EXCERPT PROVIDED →
One key structure that can considerably simplify the design (at the expense of performance though)
is what we will call the Thread Batcher (or more simply, the Batcher ). The goal of the Batcher is to
artificially create points in time in which no transaction is running. This goal might sound uncanny, but
it is not: a mere mutex, as the one used in the reference implementation, creates such points in time.
Indeed, when the transaction that got the global lock releases it, no transaction is running.
You can think of the Batcher as a special kind of mutex: while a mutex lets only one blocked thread
enter and leave no matter how many threads were blocked waiting, the Batcher lets each and every
blocked thread(s) enter together when the last thread (from the previous batch) leaves. So the interface
of the Batcher is pretty much the same as the one of a mutex: enter and leave (analogous to lock and
unlock), and one special function called get epoch that can only be called by a thread after it entered
(and before it leaved) the Batcher. get epoch returns an integer that is unique to each batch of threads
(e.g. a counter, incrementing when the last thread of each batch leaves, would do well).
Batcher pseudo-code, assuming all functions execute in one indivisible point in time (they are atomic):
Data: counter : integer, remaining: integer, blocked: list of threads
fn get epoch()
return counter;
end
fn enter()
if remaining = 0 then
remaining = 1;
else
append current thread to blocked;
wait until “woken up”;
end
end
fn leave()
decrement remaining by 1;
if remaining = 0 then
increment counter by 1;
remaining = length of blocked;
“wake up” every thread in blocked;
empty list blocked;
end
end
With this implementation, each shared memory region holds one instance of Batcher. When a transaction
begins on a shared memory region, enter must be called. Symmetrically, when a transaction ends
(no matter if it committed or aborted), leave must be called as its last action.
At this point, we have “batched” transactions running onto the shared memory region. We will call
an “epoch” the time span during which each batch of transactions runs.
With our dual-versioned implementation, each segment of n word(s) (the size of a word here is the
requested alignment) is duplicated, and for each word there is a control structure to decide which version
to read/write, or if the transaction must abort. A schematic representation of one segment is given below:
6word 0 word 1 word 2 word 3
control control control control
copy A copy A copy A copy A
copy B copy B copy B copy B
. . .
For the sake of the presentation laid below, the word indexes above (i.e 0, 1, . . . ) will be assumed unique
for the whole shared memory region: there are no two words in the same region that have the same index.
The control structure contains the following pseudo-fields10:
Which copy is “valid” from the previous epoch (i.e. either A or B).
This copy will be called the “readable copy”, and the other copy will be called the “writable copy”.

RECORDS SUPPLIED →
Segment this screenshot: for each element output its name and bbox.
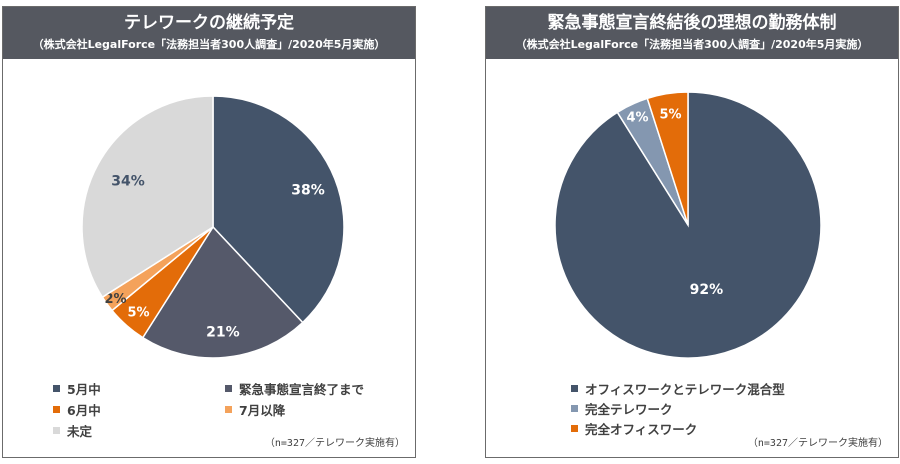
chart-header: 緊急事態宣言終結後の理想の勤務体制 （株式会社LegalForce「法務担当者3…	[486, 7, 898, 59]
legend-item: 未定	[53, 421, 92, 440]
slice-data-label: 2%	[104, 292, 126, 307]
chart-header: テレワークの継続予定 （株式会社LegalForce「法務担当者300人調査」/…	[3, 7, 415, 59]
sample-note: （n=327／テレワーク実施有）	[747, 438, 888, 449]
sample-note: （n=327／テレワーク実施有）	[264, 438, 405, 449]
pie-slice	[141, 225, 304, 359]
legend-swatch	[225, 385, 232, 392]
legend-item: 5月中	[53, 379, 101, 398]
pie-slice	[212, 95, 345, 324]
chart-panel-continuation: テレワークの継続予定 （株式会社LegalForce「法務担当者300人調査」/…	[2, 6, 416, 458]
legend-label: 完全オフィスワーク	[585, 422, 698, 437]
chart-subtitle: （株式会社LegalForce「法務担当者300人調査」/2020年5月実施）	[515, 38, 869, 51]
legend-swatch	[571, 385, 578, 392]
legend-label: 完全テレワーク	[585, 402, 673, 417]
legend-item: 緊急事態宣言終了まで	[225, 379, 364, 398]
legend-label: 緊急事態宣言終了まで	[239, 382, 365, 397]
pie-slice	[646, 91, 689, 226]
legend-swatch	[53, 427, 60, 434]
legend-swatch	[571, 405, 578, 412]
legend-swatch	[225, 406, 232, 413]
legend-swatch	[53, 406, 60, 413]
legend-label: 6月中	[67, 403, 101, 418]
legend-item: オフィスワークとテレワーク混合型	[571, 379, 785, 398]
legend-item: 完全テレワーク	[571, 399, 673, 418]
slice-data-label: 5%	[659, 107, 681, 122]
chart-title: 緊急事態宣言終結後の理想の勤務体制	[547, 13, 837, 33]
pie-chart-ideal-work: 92% 4% 5%	[554, 91, 822, 359]
legend-swatch	[571, 425, 578, 432]
slice-data-label: 21%	[206, 324, 240, 340]
legend-label: 未定	[67, 424, 93, 439]
slice-data-label: 92%	[690, 282, 724, 298]
legend-item: 6月中	[53, 400, 101, 419]
pie-chart-continuation: 38% 21% 5%2% 34%	[81, 95, 345, 359]
slice-data-label: 4%	[626, 110, 648, 125]
legend-item: 完全オフィスワーク	[571, 419, 697, 438]
legend-label: 5月中	[67, 382, 101, 397]
slice-data-label: 5%	[127, 306, 149, 321]
chart-title: テレワークの継続予定	[124, 13, 294, 33]
slice-data-label: 38%	[291, 182, 325, 198]
pie-slice	[81, 95, 214, 299]
legend-label: 7月以降	[239, 403, 286, 418]
legend-label: オフィスワークとテレワーク混合型	[585, 382, 785, 397]
chart-panel-ideal-work: 緊急事態宣言終結後の理想の勤務体制 （株式会社LegalForce「法務担当者3…	[485, 6, 899, 458]
legend-swatch	[53, 385, 60, 392]
slice-data-label: 34%	[111, 173, 145, 189]
chart-subtitle: （株式会社LegalForce「法務担当者300人調査」/2020年5月実施）	[32, 38, 386, 51]
legend-item: 7月以降	[225, 400, 285, 419]
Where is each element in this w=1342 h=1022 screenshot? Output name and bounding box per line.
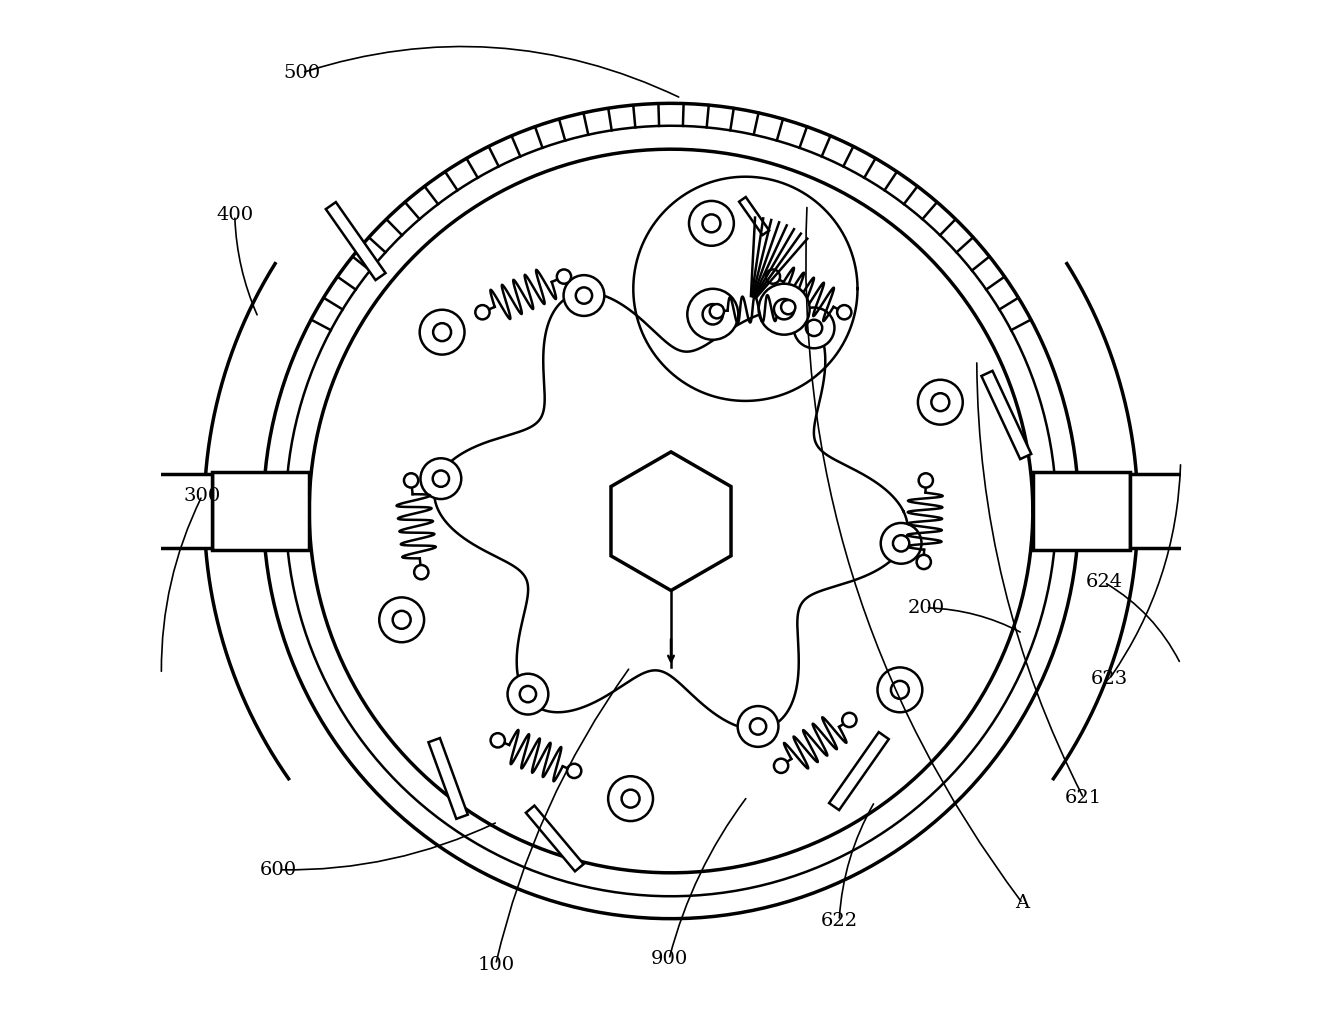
Polygon shape bbox=[611, 452, 731, 591]
Circle shape bbox=[774, 758, 788, 773]
Polygon shape bbox=[326, 202, 385, 280]
Circle shape bbox=[420, 310, 464, 355]
Circle shape bbox=[519, 686, 535, 702]
Polygon shape bbox=[526, 805, 584, 872]
Circle shape bbox=[568, 763, 581, 778]
Bar bbox=[115, 459, 141, 474]
Polygon shape bbox=[739, 197, 769, 235]
Polygon shape bbox=[254, 93, 1088, 929]
Circle shape bbox=[892, 536, 910, 552]
Circle shape bbox=[687, 289, 738, 339]
Circle shape bbox=[774, 299, 794, 320]
Bar bbox=[1130, 474, 1232, 548]
Bar bbox=[212, 472, 309, 550]
Circle shape bbox=[404, 473, 419, 487]
Text: 500: 500 bbox=[283, 63, 321, 82]
Text: 621: 621 bbox=[1066, 789, 1102, 807]
Circle shape bbox=[702, 215, 721, 232]
Circle shape bbox=[918, 380, 962, 424]
Circle shape bbox=[576, 287, 592, 304]
Text: 900: 900 bbox=[651, 950, 687, 969]
Circle shape bbox=[557, 270, 572, 284]
Circle shape bbox=[880, 523, 922, 564]
Circle shape bbox=[878, 667, 922, 712]
Circle shape bbox=[491, 733, 505, 747]
Circle shape bbox=[621, 790, 640, 807]
Circle shape bbox=[564, 275, 604, 316]
Circle shape bbox=[380, 598, 424, 642]
Circle shape bbox=[931, 393, 949, 411]
Circle shape bbox=[703, 305, 723, 324]
Text: 200: 200 bbox=[907, 599, 945, 617]
Circle shape bbox=[420, 458, 462, 499]
Circle shape bbox=[475, 306, 490, 320]
Circle shape bbox=[710, 305, 723, 319]
Text: 400: 400 bbox=[216, 206, 254, 225]
Text: 300: 300 bbox=[184, 486, 221, 505]
Circle shape bbox=[433, 323, 451, 341]
Circle shape bbox=[688, 201, 734, 245]
Text: 623: 623 bbox=[1091, 670, 1127, 688]
Circle shape bbox=[750, 718, 766, 735]
Circle shape bbox=[807, 320, 823, 336]
Polygon shape bbox=[981, 371, 1031, 459]
Circle shape bbox=[415, 565, 428, 579]
Circle shape bbox=[608, 777, 654, 821]
Circle shape bbox=[393, 611, 411, 629]
Circle shape bbox=[793, 308, 835, 349]
Circle shape bbox=[917, 555, 931, 569]
Text: 622: 622 bbox=[820, 912, 858, 930]
Bar bbox=[110, 474, 212, 548]
Circle shape bbox=[758, 284, 809, 334]
Circle shape bbox=[432, 470, 450, 486]
Text: 624: 624 bbox=[1086, 573, 1123, 592]
Circle shape bbox=[891, 681, 909, 699]
Circle shape bbox=[507, 673, 549, 714]
Polygon shape bbox=[829, 732, 888, 810]
Polygon shape bbox=[428, 738, 468, 819]
Text: 600: 600 bbox=[260, 861, 297, 879]
Text: 100: 100 bbox=[478, 956, 514, 974]
Bar bbox=[1201, 459, 1227, 474]
Circle shape bbox=[843, 712, 856, 727]
Circle shape bbox=[781, 300, 796, 315]
Circle shape bbox=[837, 306, 851, 320]
Circle shape bbox=[766, 270, 780, 284]
Circle shape bbox=[738, 706, 778, 747]
Circle shape bbox=[919, 473, 933, 487]
Bar bbox=[1033, 472, 1130, 550]
Polygon shape bbox=[435, 292, 907, 730]
Text: A: A bbox=[1016, 894, 1029, 913]
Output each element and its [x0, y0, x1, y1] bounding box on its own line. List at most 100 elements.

JOB 1 →
In the excerpt on the Thread Batcher, what does get epoch return?
JOB 2 →
Go on with the excerpt on the Thread Batcher, picking up right after its final sentence.

EXPECTED OUTPUT 1 →
An integer that is unique to each batch of threads.

EXPECTED OUTPUT 2 →
The “access set” of read-write transaction(s) which have accessed the word in the current epoch.
Do not implement an actual set in any (optimized) implementation: this set will only be used to tell
whether a transaction can write to the word. Namely, if at least one other transaction has accessed
(i.e. read or written) this word in the same epoch, the write cannot happen. Said differently, if two
transactions are in the access set, it doesn’t matter which one they are.
Whether the word has been written in the current epoch.
The pseudo-code of the read/write/alloc/free/commit operations (+ 2 helper functions) can then be:
fn read word(index, target)
if the transaction is read-only then
read the readable copy into target;
return the transaction can continue;
else
if the word has been written in the current epoch then
if the transaction is already in the “access set” then
read the writable copy into target;
return the transaction can continue;
else
return the transaction must abort;
end
else
read the readable copy into target;
add the transaction into the “access set” (if not already in);
return the transaction can continue;
end
end
end
10Your implementation may not declare a control structure with this exact list of fields or with the exact same semantic:
your implementation should probably have more fields, with adjusted semantic, for the purpose of optimization. Moreover,
multiple fields can be merged using bit fields.
7fn write word(source, index)
if the word has been written in the current epoch then
if the transaction is already in the “access set” then
write the content at source into the writable copy;
return the transaction can continue;
else
return the transaction must abort;
end
else
if at least one other transaction is in the “access set” then
return the transaction must abort;
else
write the content at source into the writable copy;
add the transaction into the “access set” (if not already in);
mark that the word has been written in the current epoch;
return the transaction can continue;
end
end
end
fn read(source, size, target)
foreach word index within [source, source + size[ do
result = read word(word index , target + offset);
if result = transaction must abort then
return the transaction must abort;
end
end
return the transaction can continue;
end
fn write(source, size, target)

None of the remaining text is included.